## Provided data:
[START]

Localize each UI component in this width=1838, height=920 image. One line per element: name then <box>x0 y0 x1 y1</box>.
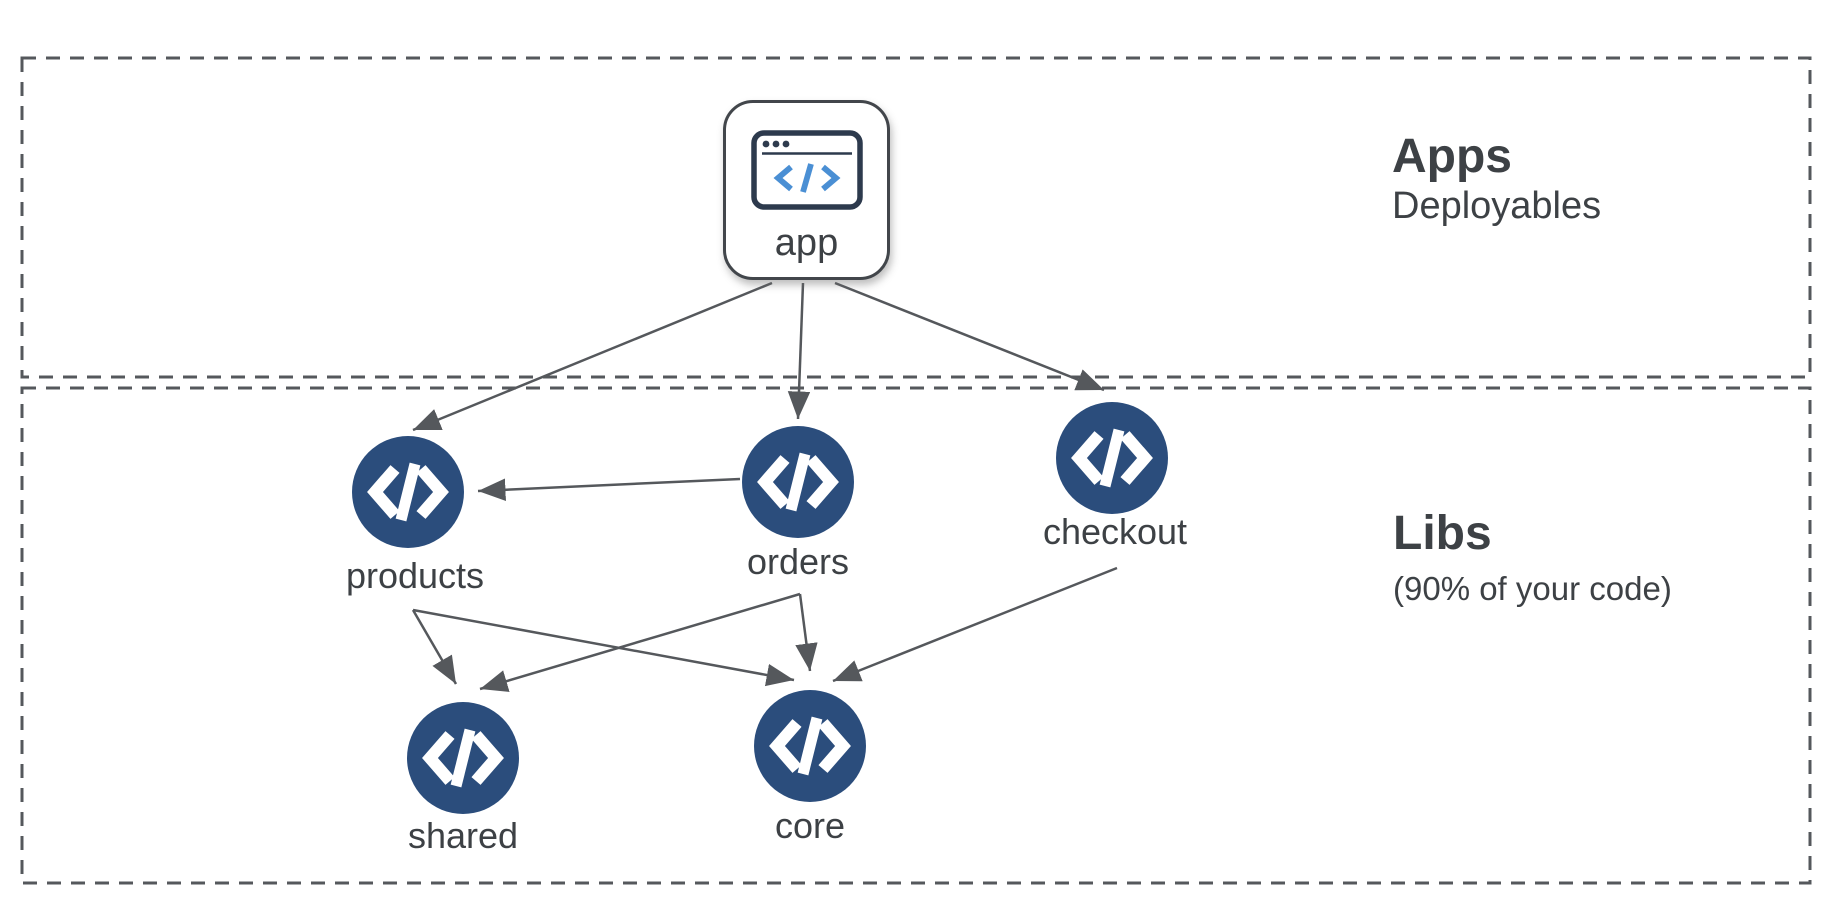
libs-section-label: Libs (90% of your code) <box>1393 507 1672 607</box>
node-products <box>352 436 464 548</box>
code-icon <box>769 716 851 776</box>
code-icon <box>367 462 449 522</box>
code-icon <box>757 452 839 512</box>
code-icon <box>422 728 504 788</box>
libs-section-box <box>20 386 1812 885</box>
apps-subtitle: Deployables <box>1392 185 1602 227</box>
edge-app-orders <box>787 282 811 420</box>
node-app: app <box>723 100 890 280</box>
node-shared <box>407 702 519 814</box>
node-label-products: products <box>345 555 485 596</box>
node-label-orders: orders <box>746 541 850 582</box>
edge-checkout-core <box>832 566 1118 683</box>
node-core <box>754 690 866 802</box>
edge-orders-core <box>795 593 818 672</box>
node-orders <box>742 426 854 538</box>
node-label-app: app <box>774 222 839 264</box>
edge-app-checkout <box>834 281 1105 392</box>
node-label-core: core <box>774 805 846 846</box>
apps-title: Apps <box>1392 130 1512 183</box>
browser-window-icon <box>750 130 863 210</box>
edge-orders-products <box>477 477 741 501</box>
node-label-shared: shared <box>407 815 519 856</box>
edge-products-core <box>412 608 795 687</box>
code-icon <box>1071 428 1153 488</box>
edge-products-shared <box>411 609 458 685</box>
libs-title: Libs <box>1393 507 1492 560</box>
apps-section-label: Apps Deployables <box>1392 130 1602 227</box>
apps-section-box <box>20 56 1812 379</box>
edge-app-products <box>412 281 773 432</box>
node-label-checkout: checkout <box>1042 511 1188 552</box>
libs-subtitle: (90% of your code) <box>1393 570 1672 607</box>
node-checkout <box>1056 402 1168 514</box>
edge-orders-shared <box>479 592 801 692</box>
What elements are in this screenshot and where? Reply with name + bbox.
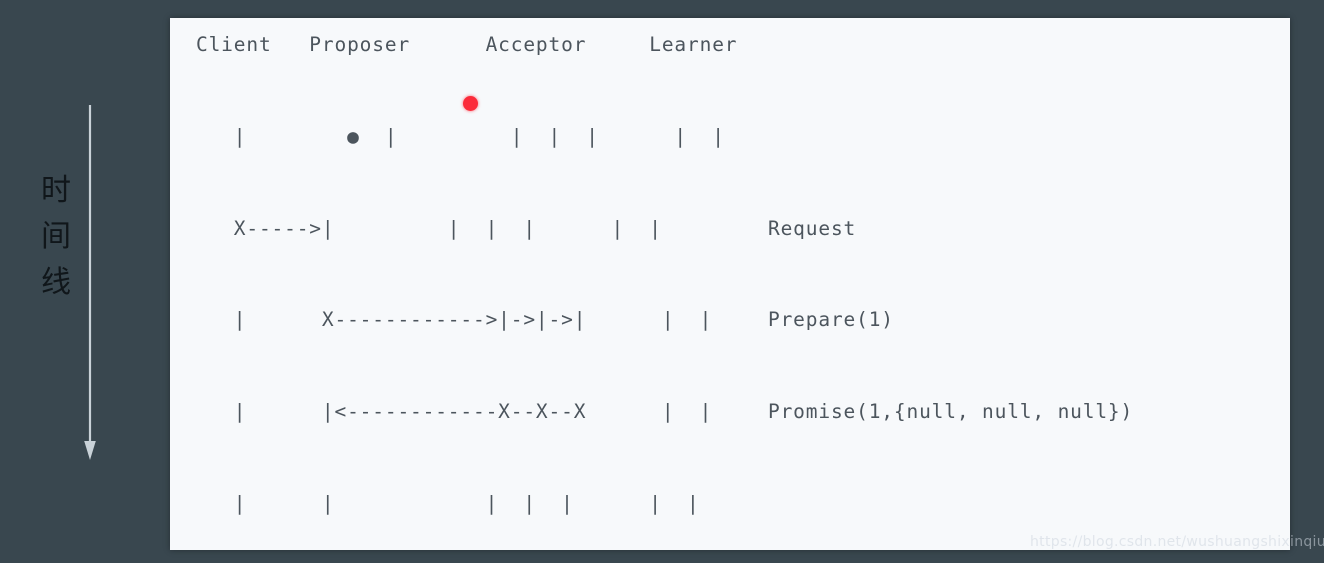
cursor-pointer-dot [463,96,478,111]
diagram-panel: Client Proposer Acceptor Learner | ● | |… [170,18,1290,550]
message-annotation-column: Request Prepare(1) Promise(1,{null, null… [768,61,1209,550]
diagram-column-headers: Client Proposer Acceptor Learner [196,30,737,61]
diagram-header-text: Client Proposer Acceptor Learner [196,33,738,56]
timeline-label-char-2: 间 [41,219,71,254]
diagram-row: | ● | | | | | | [196,124,725,148]
source-watermark: https://blog.csdn.net/wushuangshixinqiu [1030,534,1324,550]
timeline-label-char-3: 线 [41,265,71,300]
message-label: Request [768,216,857,240]
message-label [768,122,1209,153]
ascii-sequence-art: | ● | | | | | | X----->| | | | | | | X--… [196,61,725,550]
message-label: Prepare(1) [768,308,894,332]
diagram-row: | | | | | | | [196,491,700,515]
timeline-label: 时 间 线 [36,168,76,306]
message-label: Promise(1,{null, null, null}) [768,400,1134,424]
diagram-row: | X------------>|->|->| | | [196,308,713,332]
diagram-row: X----->| | | | | | [196,216,662,240]
diagram-row: | |<------------X--X--X | | [196,400,713,424]
timeline-label-char-1: 时 [41,173,71,208]
message-label [768,489,1209,520]
timeline-down-arrow-icon [84,105,96,460]
timeline-gutter: 时 间 线 [0,0,170,563]
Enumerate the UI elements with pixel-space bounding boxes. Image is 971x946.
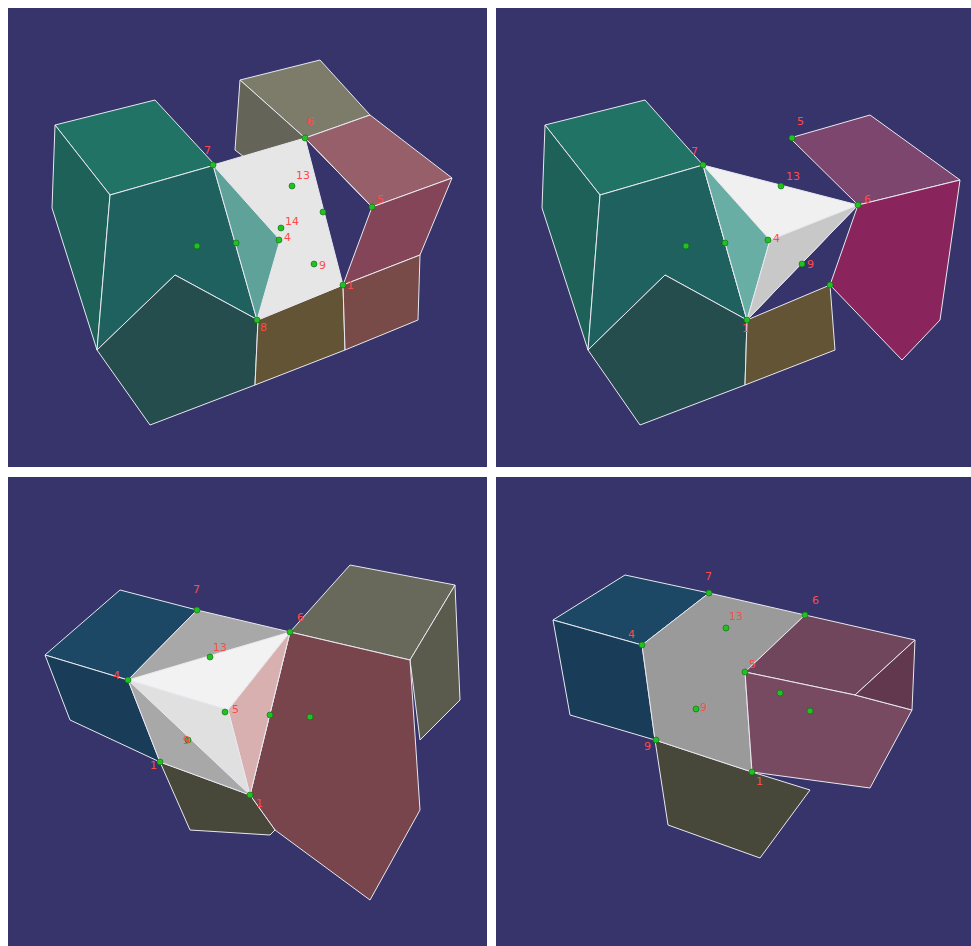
point-number: 9 [183,735,190,747]
point-number: 13 [213,642,227,654]
point-number: 5 [749,659,756,671]
point-number: 14 [285,216,299,228]
point-number: 1 [742,323,749,335]
point-number: 1 [256,798,263,810]
point-number: 6 [297,612,304,624]
point-number: 4 [628,629,635,641]
point-number: 6 [307,116,314,128]
point-number: 9 [644,741,651,753]
point-number: 1 [347,280,354,292]
point-number: 7 [691,146,698,158]
point-number: 7 [204,145,211,157]
point-number: 9 [700,702,707,714]
point-number: 6 [864,194,871,206]
point-number: 8 [260,322,267,334]
point-number: 5 [797,116,804,128]
point-number: 5 [232,704,239,716]
point-number: 4 [113,670,120,682]
point-number: 4 [773,233,780,245]
point-number: 7 [193,584,200,596]
point-number: 6 [812,595,819,607]
point-number: 7 [705,571,712,583]
point-number: 13 [296,170,310,182]
point-number: 9 [807,259,814,271]
point-number: 5 [377,194,384,206]
point-number: 4 [284,232,291,244]
point-number: 9 [319,260,326,272]
point-number: 1 [150,760,157,772]
point-number: 13 [729,611,743,623]
point-number: 1 [756,776,763,788]
point-number: 13 [786,171,800,183]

[END]

## Exercise:
Render the rows as a Markdown table with the columns Number and Text, from the line containing "point-number: 9 [183,735,190,747]" through the last line of the rows. Number each line and leave out blank lines.

## Exercise result:
| Number | Text |
|---|---|
| 1 | point-number: 9 [183,735,190,747] |
| 2 | point-number: 13 [213,642,227,654] |
| 3 | point-number: 5 [749,659,756,671] |
| 4 | point-number: 14 [285,216,299,228] |
| 5 | point-number: 1 [742,323,749,335] |
| 6 | point-number: 1 [256,798,263,810] |
| 7 | point-number: 6 [297,612,304,624] |
| 8 | point-number: 4 [628,629,635,641] |
| 9 | point-number: 6 [307,116,314,128] |
| 10 | point-number: 9 [644,741,651,753] |
| 11 | point-number: 1 [347,280,354,292] |
| 12 | point-number: 7 [691,146,698,158] |
| 13 | point-number: 7 [204,145,211,157] |
| 14 | point-number: 9 [700,702,707,714] |
| 15 | point-number: 6 [864,194,871,206] |
| 16 | point-number: 8 [260,322,267,334] |
| 17 | point-number: 5 [797,116,804,128] |
| 18 | point-number: 5 [232,704,239,716] |
| 19 | point-number: 4 [113,670,120,682] |
| 20 | point-number: 4 [773,233,780,245] |
| 21 | point-number: 7 [193,584,200,596] |
| 22 | point-number: 6 [812,595,819,607] |
| 23 | point-number: 7 [705,571,712,583] |
| 24 | point-number: 13 [296,170,310,182] |
| 25 | point-number: 9 [807,259,814,271] |
| 26 | point-number: 5 [377,194,384,206] |
| 27 | point-number: 4 [284,232,291,244] |
| 28 | point-number: 9 [319,260,326,272] |
| 29 | point-number: 1 [150,760,157,772] |
| 30 | point-number: 13 [729,611,743,623] |
| 31 | point-number: 1 [756,776,763,788] |
| 32 | point-number: 13 [786,171,800,183] |